[Start Task material]
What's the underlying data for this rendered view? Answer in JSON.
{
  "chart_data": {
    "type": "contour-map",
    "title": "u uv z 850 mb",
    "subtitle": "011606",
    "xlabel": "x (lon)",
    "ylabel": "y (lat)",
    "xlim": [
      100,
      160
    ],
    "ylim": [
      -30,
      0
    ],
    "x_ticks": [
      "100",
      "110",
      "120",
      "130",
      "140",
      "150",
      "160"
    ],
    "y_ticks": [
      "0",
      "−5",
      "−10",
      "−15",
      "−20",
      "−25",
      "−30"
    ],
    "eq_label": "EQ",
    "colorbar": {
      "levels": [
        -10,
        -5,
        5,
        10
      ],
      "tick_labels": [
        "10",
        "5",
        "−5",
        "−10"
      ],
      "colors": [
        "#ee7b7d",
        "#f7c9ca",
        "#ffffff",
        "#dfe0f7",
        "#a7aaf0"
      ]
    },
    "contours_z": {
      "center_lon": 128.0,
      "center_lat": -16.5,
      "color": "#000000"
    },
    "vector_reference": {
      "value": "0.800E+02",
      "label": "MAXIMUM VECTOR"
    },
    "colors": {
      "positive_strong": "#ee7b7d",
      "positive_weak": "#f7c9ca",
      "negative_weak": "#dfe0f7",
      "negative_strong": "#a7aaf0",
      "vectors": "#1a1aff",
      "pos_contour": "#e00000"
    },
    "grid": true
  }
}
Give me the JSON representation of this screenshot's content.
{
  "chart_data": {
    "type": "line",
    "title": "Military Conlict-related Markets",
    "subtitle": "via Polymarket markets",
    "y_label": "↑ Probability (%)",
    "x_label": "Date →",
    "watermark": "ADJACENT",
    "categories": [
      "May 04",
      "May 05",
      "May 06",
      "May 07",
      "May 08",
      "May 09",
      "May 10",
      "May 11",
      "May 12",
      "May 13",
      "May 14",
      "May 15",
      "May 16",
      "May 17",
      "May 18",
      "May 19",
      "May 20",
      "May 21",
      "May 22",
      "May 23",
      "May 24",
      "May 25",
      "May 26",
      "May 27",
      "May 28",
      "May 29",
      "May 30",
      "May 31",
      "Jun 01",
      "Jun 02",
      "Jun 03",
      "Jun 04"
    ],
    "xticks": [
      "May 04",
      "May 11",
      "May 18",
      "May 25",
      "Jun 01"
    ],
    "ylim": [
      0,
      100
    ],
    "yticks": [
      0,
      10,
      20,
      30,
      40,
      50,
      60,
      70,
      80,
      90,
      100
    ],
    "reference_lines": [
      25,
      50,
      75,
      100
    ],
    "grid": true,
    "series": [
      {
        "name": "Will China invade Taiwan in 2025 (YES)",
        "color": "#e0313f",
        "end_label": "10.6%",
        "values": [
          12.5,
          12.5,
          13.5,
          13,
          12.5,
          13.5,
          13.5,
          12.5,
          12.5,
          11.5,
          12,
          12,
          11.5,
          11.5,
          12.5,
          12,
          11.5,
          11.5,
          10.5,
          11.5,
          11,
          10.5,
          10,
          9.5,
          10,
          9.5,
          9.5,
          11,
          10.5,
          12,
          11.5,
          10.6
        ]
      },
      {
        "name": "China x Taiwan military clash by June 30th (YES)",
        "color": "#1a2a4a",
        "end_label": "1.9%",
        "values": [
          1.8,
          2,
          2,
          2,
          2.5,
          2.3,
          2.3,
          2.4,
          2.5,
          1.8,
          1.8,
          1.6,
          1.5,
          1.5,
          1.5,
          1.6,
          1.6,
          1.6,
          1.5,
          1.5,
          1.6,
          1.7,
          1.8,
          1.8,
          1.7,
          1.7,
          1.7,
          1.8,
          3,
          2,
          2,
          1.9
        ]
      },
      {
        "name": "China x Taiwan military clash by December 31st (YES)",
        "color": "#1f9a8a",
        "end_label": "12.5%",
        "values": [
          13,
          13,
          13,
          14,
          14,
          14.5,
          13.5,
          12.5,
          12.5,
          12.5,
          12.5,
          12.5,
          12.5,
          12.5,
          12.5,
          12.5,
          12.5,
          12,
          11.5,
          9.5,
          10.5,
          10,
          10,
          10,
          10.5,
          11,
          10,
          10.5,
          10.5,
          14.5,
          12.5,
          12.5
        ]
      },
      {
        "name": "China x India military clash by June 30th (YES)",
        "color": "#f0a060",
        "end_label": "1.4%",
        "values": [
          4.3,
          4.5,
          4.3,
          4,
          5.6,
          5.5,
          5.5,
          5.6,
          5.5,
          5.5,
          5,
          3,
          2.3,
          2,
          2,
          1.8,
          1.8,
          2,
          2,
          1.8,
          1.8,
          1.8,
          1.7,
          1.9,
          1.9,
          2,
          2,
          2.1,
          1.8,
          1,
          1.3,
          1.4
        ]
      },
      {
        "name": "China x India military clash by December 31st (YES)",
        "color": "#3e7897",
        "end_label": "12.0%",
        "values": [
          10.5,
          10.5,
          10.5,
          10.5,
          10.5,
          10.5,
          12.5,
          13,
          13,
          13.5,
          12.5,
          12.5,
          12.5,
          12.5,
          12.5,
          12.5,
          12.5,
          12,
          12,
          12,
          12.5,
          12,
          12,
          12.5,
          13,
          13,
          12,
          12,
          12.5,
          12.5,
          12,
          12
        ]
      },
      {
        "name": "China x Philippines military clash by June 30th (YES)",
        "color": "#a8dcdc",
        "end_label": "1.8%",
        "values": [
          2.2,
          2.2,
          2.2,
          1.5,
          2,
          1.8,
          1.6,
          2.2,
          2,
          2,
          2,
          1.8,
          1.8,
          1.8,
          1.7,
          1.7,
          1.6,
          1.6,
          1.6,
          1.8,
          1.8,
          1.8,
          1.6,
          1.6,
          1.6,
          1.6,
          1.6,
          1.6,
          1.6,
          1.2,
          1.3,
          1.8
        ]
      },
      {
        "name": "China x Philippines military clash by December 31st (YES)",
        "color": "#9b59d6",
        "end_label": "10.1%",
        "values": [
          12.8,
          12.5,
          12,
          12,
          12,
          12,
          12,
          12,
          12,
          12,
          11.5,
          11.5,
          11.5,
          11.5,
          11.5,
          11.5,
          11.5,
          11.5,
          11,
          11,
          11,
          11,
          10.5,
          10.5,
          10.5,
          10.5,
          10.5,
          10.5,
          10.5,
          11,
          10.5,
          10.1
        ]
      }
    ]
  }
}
[End Task material]
Only lines with "name" are wanted here; list each of them.

        "name": "Will China invade Taiwan in 2025 (YES)",
        "name": "China x Taiwan military clash by June 30th (YES)",
        "name": "China x Taiwan military clash by December 31st (YES)",
        "name": "China x India military clash by June 30th (YES)",
        "name": "China x India military clash by December 31st (YES)",
        "name": "China x Philippines military clash by June 30th (YES)",
        "name": "China x Philippines military clash by December 31st (YES)",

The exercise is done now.